EXERCISE AIM:
Produce an exact copy of all the records.

** start of MATERIAL TO PROCESS **

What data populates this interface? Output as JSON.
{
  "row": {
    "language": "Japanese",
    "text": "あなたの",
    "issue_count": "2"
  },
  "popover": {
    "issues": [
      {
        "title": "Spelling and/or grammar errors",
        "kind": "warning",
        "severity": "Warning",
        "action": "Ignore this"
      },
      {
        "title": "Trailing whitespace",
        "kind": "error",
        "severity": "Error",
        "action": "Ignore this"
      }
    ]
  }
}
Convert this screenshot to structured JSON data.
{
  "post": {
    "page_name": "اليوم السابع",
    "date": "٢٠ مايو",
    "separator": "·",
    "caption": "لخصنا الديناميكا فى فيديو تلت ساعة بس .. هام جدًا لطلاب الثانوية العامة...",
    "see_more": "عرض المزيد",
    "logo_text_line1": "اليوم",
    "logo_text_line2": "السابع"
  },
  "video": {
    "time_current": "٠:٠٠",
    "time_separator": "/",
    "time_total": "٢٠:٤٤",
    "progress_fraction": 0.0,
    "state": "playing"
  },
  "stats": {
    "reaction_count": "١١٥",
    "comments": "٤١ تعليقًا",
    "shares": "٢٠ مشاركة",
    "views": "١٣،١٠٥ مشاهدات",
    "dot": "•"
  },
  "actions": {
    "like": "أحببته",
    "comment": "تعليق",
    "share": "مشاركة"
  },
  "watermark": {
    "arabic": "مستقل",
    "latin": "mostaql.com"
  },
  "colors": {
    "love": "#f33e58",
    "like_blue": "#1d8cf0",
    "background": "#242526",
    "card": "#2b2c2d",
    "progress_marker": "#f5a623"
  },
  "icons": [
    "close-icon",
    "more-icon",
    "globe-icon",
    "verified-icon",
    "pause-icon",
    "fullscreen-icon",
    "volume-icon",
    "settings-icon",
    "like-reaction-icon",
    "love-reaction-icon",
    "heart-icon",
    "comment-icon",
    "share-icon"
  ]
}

** end of MATERIAL TO PROCESS **

WRITTEN RESPONSE:
What data populates this interface? Output as JSON.
{
  "row": {
    "language": "Japanese",
    "text": "あなたの",
    "issue_count": "2"
  },
  "popover": {
    "issues": [
      {
        "title": "Spelling and/or grammar errors",
        "kind": "warning",
        "severity": "Warning",
        "action": "Ignore this"
      },
      {
        "title": "Trailing whitespace",
        "kind": "error",
        "severity": "Error",
        "action": "Ignore this"
      }
    ]
  }
}
Convert this screenshot to structured JSON data.
{
  "post": {
    "page_name": "اليوم السابع",
    "date": "٢٠ مايو",
    "separator": "·",
    "caption": "لخصنا الديناميكا فى فيديو تلت ساعة بس .. هام جدًا لطلاب الثانوية العامة...",
    "see_more": "عرض المزيد",
    "logo_text_line1": "اليوم",
    "logo_text_line2": "السابع"
  },
  "video": {
    "time_current": "٠:٠٠",
    "time_separator": "/",
    "time_total": "٢٠:٤٤",
    "progress_fraction": 0.0,
    "state": "playing"
  },
  "stats": {
    "reaction_count": "١١٥",
    "comments": "٤١ تعليقًا",
    "shares": "٢٠ مشاركة",
    "views": "١٣،١٠٥ مشاهدات",
    "dot": "•"
  },
  "actions": {
    "like": "أحببته",
    "comment": "تعليق",
    "share": "مشاركة"
  },
  "watermark": {
    "arabic": "مستقل",
    "latin": "mostaql.com"
  },
  "colors": {
    "love": "#f33e58",
    "like_blue": "#1d8cf0",
    "background": "#242526",
    "card": "#2b2c2d",
    "progress_marker": "#f5a623"
  },
  "icons": [
    "close-icon",
    "more-icon",
    "globe-icon",
    "verified-icon",
    "pause-icon",
    "fullscreen-icon",
    "volume-icon",
    "settings-icon",
    "like-reaction-icon",
    "love-reaction-icon",
    "heart-icon",
    "comment-icon",
    "share-icon"
  ]
}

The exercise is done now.